>> start Provided material

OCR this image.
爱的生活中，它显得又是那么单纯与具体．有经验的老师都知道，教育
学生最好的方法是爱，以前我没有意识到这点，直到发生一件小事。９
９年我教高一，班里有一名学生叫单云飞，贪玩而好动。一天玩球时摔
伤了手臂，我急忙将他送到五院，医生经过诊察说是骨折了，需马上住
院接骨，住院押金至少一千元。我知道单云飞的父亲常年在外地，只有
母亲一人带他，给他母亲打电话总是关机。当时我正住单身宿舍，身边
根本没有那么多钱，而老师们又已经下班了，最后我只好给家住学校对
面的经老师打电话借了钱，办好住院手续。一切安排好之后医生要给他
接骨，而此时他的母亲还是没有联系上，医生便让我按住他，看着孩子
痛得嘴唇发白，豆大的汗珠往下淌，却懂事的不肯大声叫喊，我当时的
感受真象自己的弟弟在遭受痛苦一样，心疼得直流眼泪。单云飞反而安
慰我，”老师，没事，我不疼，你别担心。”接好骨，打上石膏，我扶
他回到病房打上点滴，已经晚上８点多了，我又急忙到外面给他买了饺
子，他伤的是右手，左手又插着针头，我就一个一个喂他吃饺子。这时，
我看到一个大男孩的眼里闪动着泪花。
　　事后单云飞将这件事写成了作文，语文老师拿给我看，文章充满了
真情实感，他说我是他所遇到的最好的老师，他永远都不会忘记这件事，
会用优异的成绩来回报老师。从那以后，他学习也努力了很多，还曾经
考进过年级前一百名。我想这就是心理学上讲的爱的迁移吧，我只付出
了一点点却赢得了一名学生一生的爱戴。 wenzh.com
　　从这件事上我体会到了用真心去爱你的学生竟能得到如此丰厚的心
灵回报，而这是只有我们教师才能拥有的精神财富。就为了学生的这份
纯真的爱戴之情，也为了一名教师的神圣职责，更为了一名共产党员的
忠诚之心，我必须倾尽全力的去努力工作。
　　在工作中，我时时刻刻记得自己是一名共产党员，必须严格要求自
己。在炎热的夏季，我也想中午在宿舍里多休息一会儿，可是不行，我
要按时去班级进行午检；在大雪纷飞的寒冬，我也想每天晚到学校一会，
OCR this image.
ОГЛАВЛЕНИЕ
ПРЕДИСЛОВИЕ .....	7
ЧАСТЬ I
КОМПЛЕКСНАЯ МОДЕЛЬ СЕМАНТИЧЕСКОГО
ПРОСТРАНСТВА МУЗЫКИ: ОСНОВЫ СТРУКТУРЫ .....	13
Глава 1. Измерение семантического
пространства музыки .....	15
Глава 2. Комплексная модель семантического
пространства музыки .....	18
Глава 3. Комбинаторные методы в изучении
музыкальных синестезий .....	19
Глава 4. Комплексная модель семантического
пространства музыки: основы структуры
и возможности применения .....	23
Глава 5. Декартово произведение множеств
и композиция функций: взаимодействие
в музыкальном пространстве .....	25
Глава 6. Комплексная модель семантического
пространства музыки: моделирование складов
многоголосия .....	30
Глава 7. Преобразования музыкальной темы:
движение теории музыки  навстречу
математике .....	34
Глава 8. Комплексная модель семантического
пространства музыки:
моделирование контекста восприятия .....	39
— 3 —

>> end Provided material

Repeat the data exactly. Leave nothing out.

OCR this image.
爱的生活中，它显得又是那么单纯与具体．有经验的老师都知道，教育
学生最好的方法是爱，以前我没有意识到这点，直到发生一件小事。９
９年我教高一，班里有一名学生叫单云飞，贪玩而好动。一天玩球时摔
伤了手臂，我急忙将他送到五院，医生经过诊察说是骨折了，需马上住
院接骨，住院押金至少一千元。我知道单云飞的父亲常年在外地，只有
母亲一人带他，给他母亲打电话总是关机。当时我正住单身宿舍，身边
根本没有那么多钱，而老师们又已经下班了，最后我只好给家住学校对
面的经老师打电话借了钱，办好住院手续。一切安排好之后医生要给他
接骨，而此时他的母亲还是没有联系上，医生便让我按住他，看着孩子
痛得嘴唇发白，豆大的汗珠往下淌，却懂事的不肯大声叫喊，我当时的
感受真象自己的弟弟在遭受痛苦一样，心疼得直流眼泪。单云飞反而安
慰我，”老师，没事，我不疼，你别担心。”接好骨，打上石膏，我扶
他回到病房打上点滴，已经晚上８点多了，我又急忙到外面给他买了饺
子，他伤的是右手，左手又插着针头，我就一个一个喂他吃饺子。这时，
我看到一个大男孩的眼里闪动着泪花。
　　事后单云飞将这件事写成了作文，语文老师拿给我看，文章充满了
真情实感，他说我是他所遇到的最好的老师，他永远都不会忘记这件事，
会用优异的成绩来回报老师。从那以后，他学习也努力了很多，还曾经
考进过年级前一百名。我想这就是心理学上讲的爱的迁移吧，我只付出
了一点点却赢得了一名学生一生的爱戴。 wenzh.com
　　从这件事上我体会到了用真心去爱你的学生竟能得到如此丰厚的心
灵回报，而这是只有我们教师才能拥有的精神财富。就为了学生的这份
纯真的爱戴之情，也为了一名教师的神圣职责，更为了一名共产党员的
忠诚之心，我必须倾尽全力的去努力工作。
　　在工作中，我时时刻刻记得自己是一名共产党员，必须严格要求自
己。在炎热的夏季，我也想中午在宿舍里多休息一会儿，可是不行，我
要按时去班级进行午检；在大雪纷飞的寒冬，我也想每天晚到学校一会，
OCR this image.
ОГЛАВЛЕНИЕ
ПРЕДИСЛОВИЕ .....	7
ЧАСТЬ I
КОМПЛЕКСНАЯ МОДЕЛЬ СЕМАНТИЧЕСКОГО
ПРОСТРАНСТВА МУЗЫКИ: ОСНОВЫ СТРУКТУРЫ .....	13
Глава 1. Измерение семантического
пространства музыки .....	15
Глава 2. Комплексная модель семантического
пространства музыки .....	18
Глава 3. Комбинаторные методы в изучении
музыкальных синестезий .....	19
Глава 4. Комплексная модель семантического
пространства музыки: основы структуры
и возможности применения .....	23
Глава 5. Декартово произведение множеств
и композиция функций: взаимодействие
в музыкальном пространстве .....	25
Глава 6. Комплексная модель семантического
пространства музыки: моделирование складов
многоголосия .....	30
Глава 7. Преобразования музыкальной темы:
движение теории музыки  навстречу
математике .....	34
Глава 8. Комплексная модель семантического
пространства музыки:
моделирование контекста восприятия .....	39
— 3 —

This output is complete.